▸ What is asked
With the pictures left out, copy the listing below exactly.

▸ Provided data
****

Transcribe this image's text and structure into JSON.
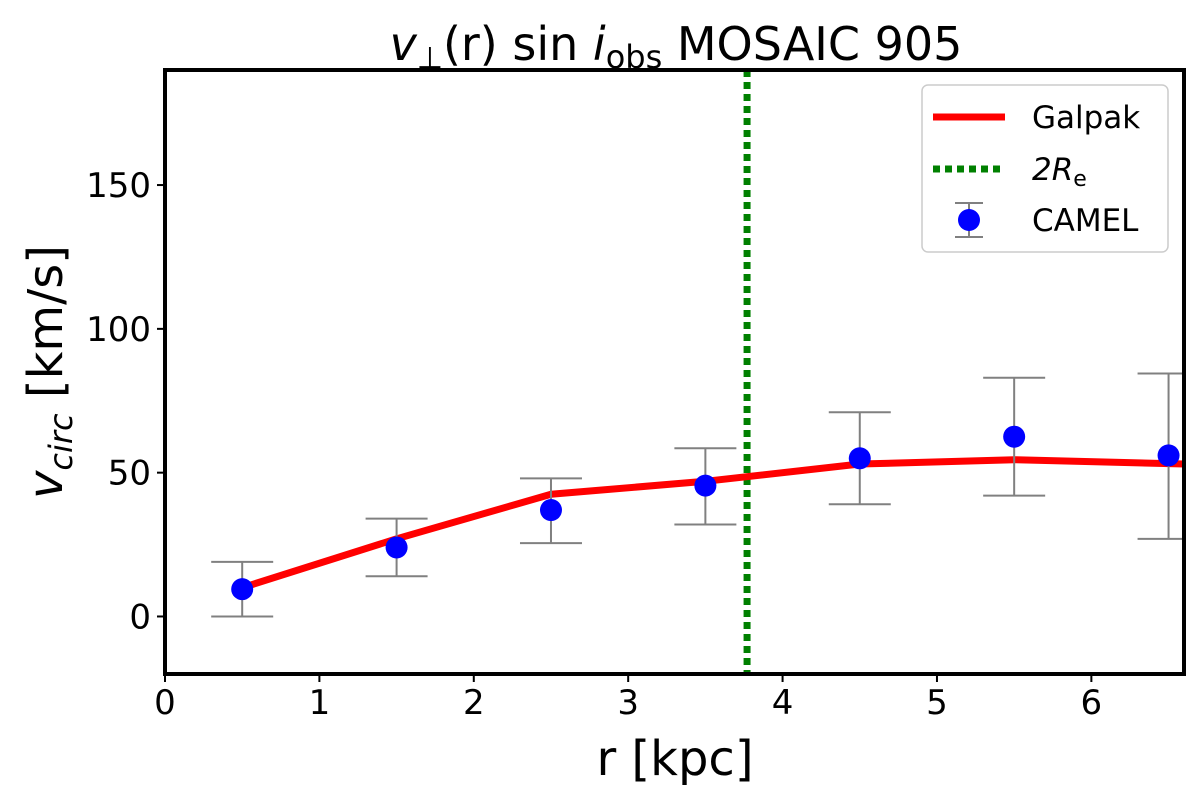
{
  "chart_data": {
    "type": "line",
    "title": {
      "v": "v",
      "perp": "⊥",
      "mid": "(r) sin ",
      "i": "i",
      "sub": "obs",
      "rest": " MOSAIC 905"
    },
    "xlabel": "r [kpc]",
    "ylabel": {
      "main": "v",
      "sub": "circ",
      "unit": " [km/s]"
    },
    "xlim": [
      0,
      6.6
    ],
    "ylim": [
      -20,
      190
    ],
    "xticks": [
      0,
      1,
      2,
      3,
      4,
      5,
      6
    ],
    "yticks": [
      0,
      50,
      100,
      150
    ],
    "grid": false,
    "legend_position": "top-right",
    "series": [
      {
        "name": "Galpak",
        "type": "line",
        "color": "#ff0000",
        "x": [
          0.5,
          1.5,
          2.5,
          3.5,
          4.5,
          5.5,
          6.6
        ],
        "y": [
          10,
          27,
          42.5,
          47,
          53,
          54.5,
          53
        ]
      },
      {
        "name": "CAMEL",
        "type": "errorbar",
        "color": "#0000ff",
        "errcolor": "#808080",
        "x": [
          0.5,
          1.5,
          2.5,
          3.5,
          4.5,
          5.5,
          6.5
        ],
        "y": [
          9.5,
          24,
          37,
          45.5,
          55,
          62.5,
          56
        ],
        "ylow": [
          0,
          14,
          25.5,
          32,
          39,
          42,
          27
        ],
        "yhigh": [
          19,
          34,
          48,
          58.5,
          71,
          83,
          84.5
        ]
      }
    ],
    "vline": {
      "name_main": "2R",
      "name_sub": "e",
      "x": 3.77,
      "color": "#008000",
      "style": "dotted"
    }
  }
}
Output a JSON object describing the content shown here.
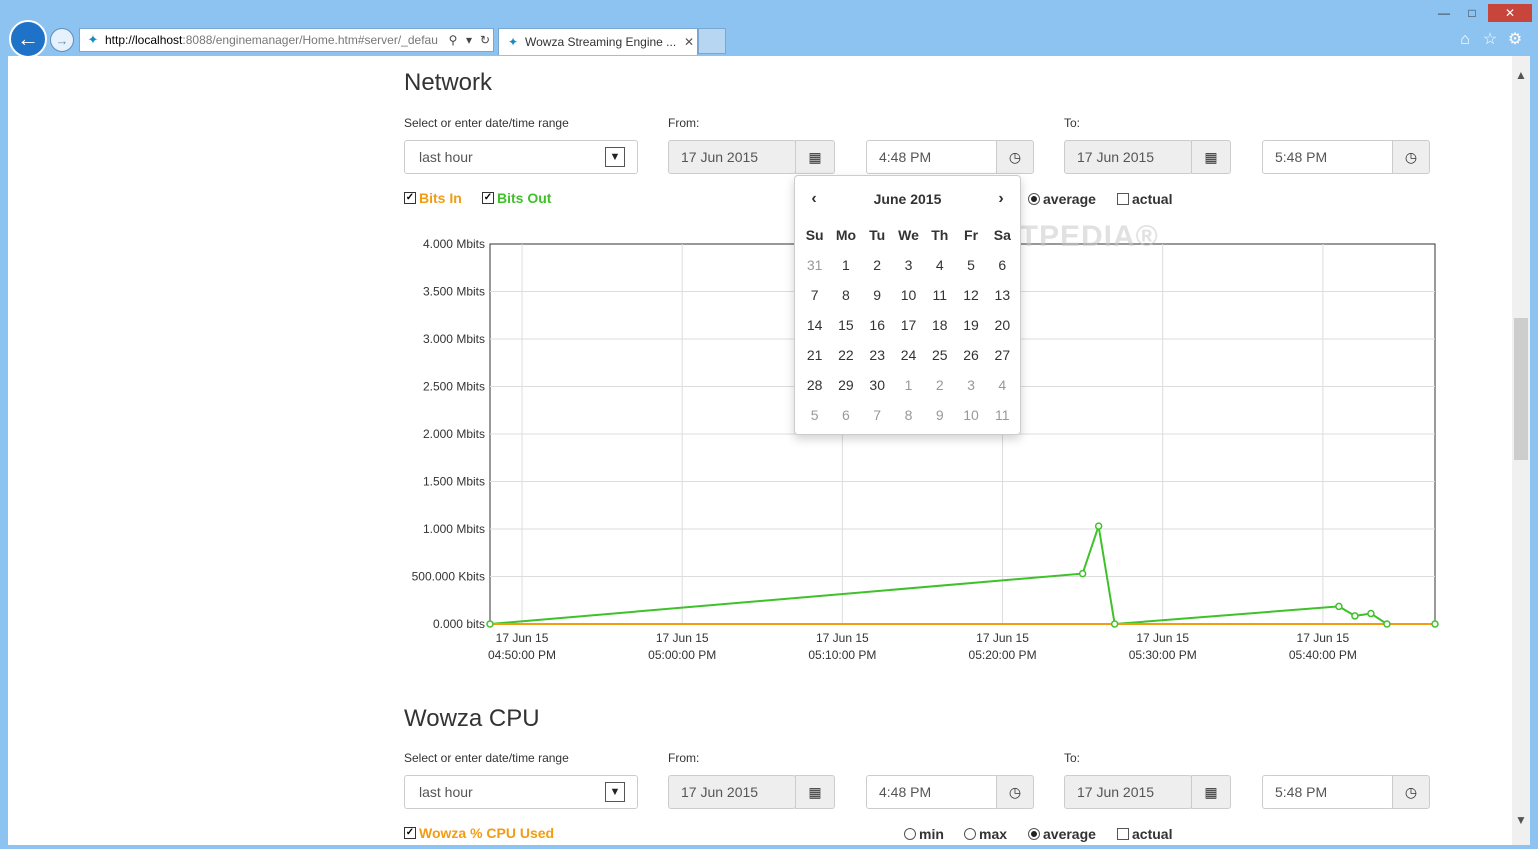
{
  "browser": {
    "url_host": "http://localhost",
    "url_rest": ":8088/enginemanager/Home.htm#server/_defau",
    "tab_title": "Wowza Streaming Engine ...",
    "controls": {
      "back": "back-icon",
      "forward": "forward-icon",
      "search": "search-icon",
      "refresh": "refresh-icon"
    },
    "window": {
      "min": "—",
      "max": "□",
      "close": "✕"
    }
  },
  "network": {
    "title": "Network",
    "range_label": "Select or enter date/time range",
    "range_value": "last hour",
    "from_label": "From:",
    "to_label": "To:",
    "from_date": "17 Jun 2015",
    "from_time": "4:48 PM",
    "to_date": "17 Jun 2015",
    "to_time": "5:48 PM",
    "bits_in": "Bits In",
    "bits_out": "Bits Out",
    "mode_average": "average",
    "mode_actual": "actual"
  },
  "calendar": {
    "title": "June 2015",
    "prev": "‹",
    "next": "›",
    "dow": [
      "Su",
      "Mo",
      "Tu",
      "We",
      "Th",
      "Fr",
      "Sa"
    ],
    "weeks": [
      [
        "31",
        "1",
        "2",
        "3",
        "4",
        "5",
        "6"
      ],
      [
        "7",
        "8",
        "9",
        "10",
        "11",
        "12",
        "13"
      ],
      [
        "14",
        "15",
        "16",
        "17",
        "18",
        "19",
        "20"
      ],
      [
        "21",
        "22",
        "23",
        "24",
        "25",
        "26",
        "27"
      ],
      [
        "28",
        "29",
        "30",
        "1",
        "2",
        "3",
        "4"
      ],
      [
        "5",
        "6",
        "7",
        "8",
        "9",
        "10",
        "11"
      ]
    ],
    "watermark": "SOFTPEDIA®"
  },
  "chart_data": {
    "type": "line",
    "ylabels": [
      "4.000 Mbits",
      "3.500 Mbits",
      "3.000 Mbits",
      "2.500 Mbits",
      "2.000 Mbits",
      "1.500 Mbits",
      "1.000 Mbits",
      "500.000 Kbits",
      "0.000 bits"
    ],
    "ylim": [
      0,
      4000000
    ],
    "xlabels": [
      [
        "17 Jun 15",
        "04:50:00 PM"
      ],
      [
        "17 Jun 15",
        "05:00:00 PM"
      ],
      [
        "17 Jun 15",
        "05:10:00 PM"
      ],
      [
        "17 Jun 15",
        "05:20:00 PM"
      ],
      [
        "17 Jun 15",
        "05:30:00 PM"
      ],
      [
        "17 Jun 15",
        "05:40:00 PM"
      ]
    ],
    "x_range_minutes": [
      -2,
      57
    ],
    "series": [
      {
        "name": "Bits Out",
        "color": "#3fc12a",
        "points": [
          [
            -2,
            0
          ],
          [
            35,
            530000
          ],
          [
            36,
            1030000
          ],
          [
            37,
            0
          ],
          [
            51,
            185000
          ],
          [
            52,
            85000
          ],
          [
            53,
            110000
          ],
          [
            54,
            0
          ],
          [
            57,
            0
          ]
        ]
      },
      {
        "name": "Bits In",
        "color": "#f39c12",
        "points": [
          [
            -2,
            0
          ],
          [
            57,
            0
          ]
        ]
      }
    ],
    "grid": true
  },
  "cpu": {
    "title": "Wowza CPU",
    "range_label": "Select or enter date/time range",
    "range_value": "last hour",
    "from_label": "From:",
    "to_label": "To:",
    "from_date": "17 Jun 2015",
    "from_time": "4:48 PM",
    "to_date": "17 Jun 2015",
    "to_time": "5:48 PM",
    "cpu_used": "Wowza % CPU Used",
    "mode_min": "min",
    "mode_max": "max",
    "mode_average": "average",
    "mode_actual": "actual"
  },
  "colors": {
    "bits_in": "#f39c12",
    "bits_out": "#3fc12a"
  }
}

****

▸ In response
Transcribe this image's text and structure into JSON.
{
  "chart_data": {
    "type": "line",
    "title": {
      "v": "v",
      "perp": "⊥",
      "mid": "(r) sin ",
      "i": "i",
      "sub": "obs",
      "rest": " MOSAIC 905"
    },
    "xlabel": "r [kpc]",
    "ylabel": {
      "main": "v",
      "sub": "circ",
      "unit": " [km/s]"
    },
    "xlim": [
      0,
      6.6
    ],
    "ylim": [
      -20,
      190
    ],
    "xticks": [
      0,
      1,
      2,
      3,
      4,
      5,
      6
    ],
    "yticks": [
      0,
      50,
      100,
      150
    ],
    "grid": false,
    "legend_position": "top-right",
    "series": [
      {
        "name": "Galpak",
        "type": "line",
        "color": "#ff0000",
        "x": [
          0.5,
          1.5,
          2.5,
          3.5,
          4.5,
          5.5,
          6.6
        ],
        "y": [
          10,
          27,
          42.5,
          47,
          53,
          54.5,
          53
        ]
      },
      {
        "name": "CAMEL",
        "type": "errorbar",
        "color": "#0000ff",
        "errcolor": "#808080",
        "x": [
          0.5,
          1.5,
          2.5,
          3.5,
          4.5,
          5.5,
          6.5
        ],
        "y": [
          9.5,
          24,
          37,
          45.5,
          55,
          62.5,
          56
        ],
        "ylow": [
          0,
          14,
          25.5,
          32,
          39,
          42,
          27
        ],
        "yhigh": [
          19,
          34,
          48,
          58.5,
          71,
          83,
          84.5
        ]
      }
    ],
    "vline": {
      "name_main": "2R",
      "name_sub": "e",
      "x": 3.77,
      "color": "#008000",
      "style": "dotted"
    }
  }
}
Output a JSON object describing the content shown here.
{
  "browser": {
    "url_host": "http://localhost",
    "url_rest": ":8088/enginemanager/Home.htm#server/_defau",
    "tab_title": "Wowza Streaming Engine ...",
    "controls": {
      "back": "back-icon",
      "forward": "forward-icon",
      "search": "search-icon",
      "refresh": "refresh-icon"
    },
    "window": {
      "min": "—",
      "max": "□",
      "close": "✕"
    }
  },
  "network": {
    "title": "Network",
    "range_label": "Select or enter date/time range",
    "range_value": "last hour",
    "from_label": "From:",
    "to_label": "To:",
    "from_date": "17 Jun 2015",
    "from_time": "4:48 PM",
    "to_date": "17 Jun 2015",
    "to_time": "5:48 PM",
    "bits_in": "Bits In",
    "bits_out": "Bits Out",
    "mode_average": "average",
    "mode_actual": "actual"
  },
  "calendar": {
    "title": "June 2015",
    "prev": "‹",
    "next": "›",
    "dow": [
      "Su",
      "Mo",
      "Tu",
      "We",
      "Th",
      "Fr",
      "Sa"
    ],
    "weeks": [
      [
        "31",
        "1",
        "2",
        "3",
        "4",
        "5",
        "6"
      ],
      [
        "7",
        "8",
        "9",
        "10",
        "11",
        "12",
        "13"
      ],
      [
        "14",
        "15",
        "16",
        "17",
        "18",
        "19",
        "20"
      ],
      [
        "21",
        "22",
        "23",
        "24",
        "25",
        "26",
        "27"
      ],
      [
        "28",
        "29",
        "30",
        "1",
        "2",
        "3",
        "4"
      ],
      [
        "5",
        "6",
        "7",
        "8",
        "9",
        "10",
        "11"
      ]
    ],
    "watermark": "SOFTPEDIA®"
  },
  "chart_data": {
    "type": "line",
    "ylabels": [
      "4.000 Mbits",
      "3.500 Mbits",
      "3.000 Mbits",
      "2.500 Mbits",
      "2.000 Mbits",
      "1.500 Mbits",
      "1.000 Mbits",
      "500.000 Kbits",
      "0.000 bits"
    ],
    "ylim": [
      0,
      4000000
    ],
    "xlabels": [
      [
        "17 Jun 15",
        "04:50:00 PM"
      ],
      [
        "17 Jun 15",
        "05:00:00 PM"
      ],
      [
        "17 Jun 15",
        "05:10:00 PM"
      ],
      [
        "17 Jun 15",
        "05:20:00 PM"
      ],
      [
        "17 Jun 15",
        "05:30:00 PM"
      ],
      [
        "17 Jun 15",
        "05:40:00 PM"
      ]
    ],
    "x_range_minutes": [
      -2,
      57
    ],
    "series": [
      {
        "name": "Bits Out",
        "color": "#3fc12a",
        "points": [
          [
            -2,
            0
          ],
          [
            35,
            530000
          ],
          [
            36,
            1030000
          ],
          [
            37,
            0
          ],
          [
            51,
            185000
          ],
          [
            52,
            85000
          ],
          [
            53,
            110000
          ],
          [
            54,
            0
          ],
          [
            57,
            0
          ]
        ]
      },
      {
        "name": "Bits In",
        "color": "#f39c12",
        "points": [
          [
            -2,
            0
          ],
          [
            57,
            0
          ]
        ]
      }
    ],
    "grid": true
  },
  "cpu": {
    "title": "Wowza CPU",
    "range_label": "Select or enter date/time range",
    "range_value": "last hour",
    "from_label": "From:",
    "to_label": "To:",
    "from_date": "17 Jun 2015",
    "from_time": "4:48 PM",
    "to_date": "17 Jun 2015",
    "to_time": "5:48 PM",
    "cpu_used": "Wowza % CPU Used",
    "mode_min": "min",
    "mode_max": "max",
    "mode_average": "average",
    "mode_actual": "actual"
  },
  "colors": {
    "bits_in": "#f39c12",
    "bits_out": "#3fc12a"
  }
}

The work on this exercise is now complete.